- **Passage given**:
++++++++

Implement itertools.groupby from scratch

Question

I tried to implement a function, groupify(S) that takes in a

string S = 'aabbbbccca'

and returns

[('a', 2), ('b', 4), ('c', 3), ('a', 1)]

I am aware that we may use Python itertools.groupby to do this. However, I am trying to implement this by scratch. I can think of using deque to pop an item from the left, but don't know how to write exact code to do it (i.e. how to obtain [('a', 2), ('b', 4), ('c', 3), ('a', 1)] from an input S = 'aabbbbccca' using deque.). I appreciate any one's help.

UPDATE: Just figured out one solution myself. I have been struggling with deque.popleft() and later figured out that I need to use a holder to save anything popped out (i..e the popped variable below).

# implement groubpy by scratch
# example: given a string 'aabbbbccca' return [('a', 2), ('b', 4), ('c', 3), ('a', 1)]
from collections import deque
import unittest
from itertools import groupby

class Solution:
    def implement_groupby(self, s):
        pair = []
        m = deque(s)
        char = s[0]
        count = 0
        while m:
            popped = m.popleft()
            if char == popped:
                count += 1
            else:
                pair.append((char, count))
                char = popped
                count = 1

        pair.append((char, count))
        return pair

    def use_built_in_groupby(self, s):
        pair = []
        for key, group in groupby(s):
            pair.append((key, len(list(group))))

++++++++

- **Source data**:

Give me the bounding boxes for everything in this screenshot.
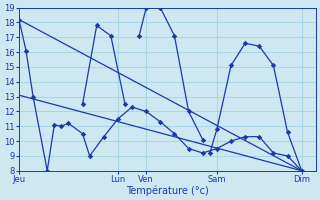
X-axis label: Température (°c): Température (°c) xyxy=(126,185,209,196)
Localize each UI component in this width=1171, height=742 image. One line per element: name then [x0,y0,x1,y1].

++++++++

- **Tasks and exercises**:
• A. In the groupby thread, what did the asker realize was needed to make deque.popleft() work?
• B. Copy the groupby thread from "# implement groubpy" to "popped = m.popleft()".

- **Solutions below**:
• A. A holder to save anything popped out, namely the popped variable.

• B.
# implement groubpy by scratch
# example: given a string 'aabbbbccca' return [('a', 2), ('b', 4), ('c', 3), ('a', 1)]
from collections import deque
import unittest
from itertools import groupby

class Solution:
    def implement_groupby(self, s):
        pair = []
        m = deque(s)
        char = s[0]
        count = 0
        while m:
            popped = m.popleft()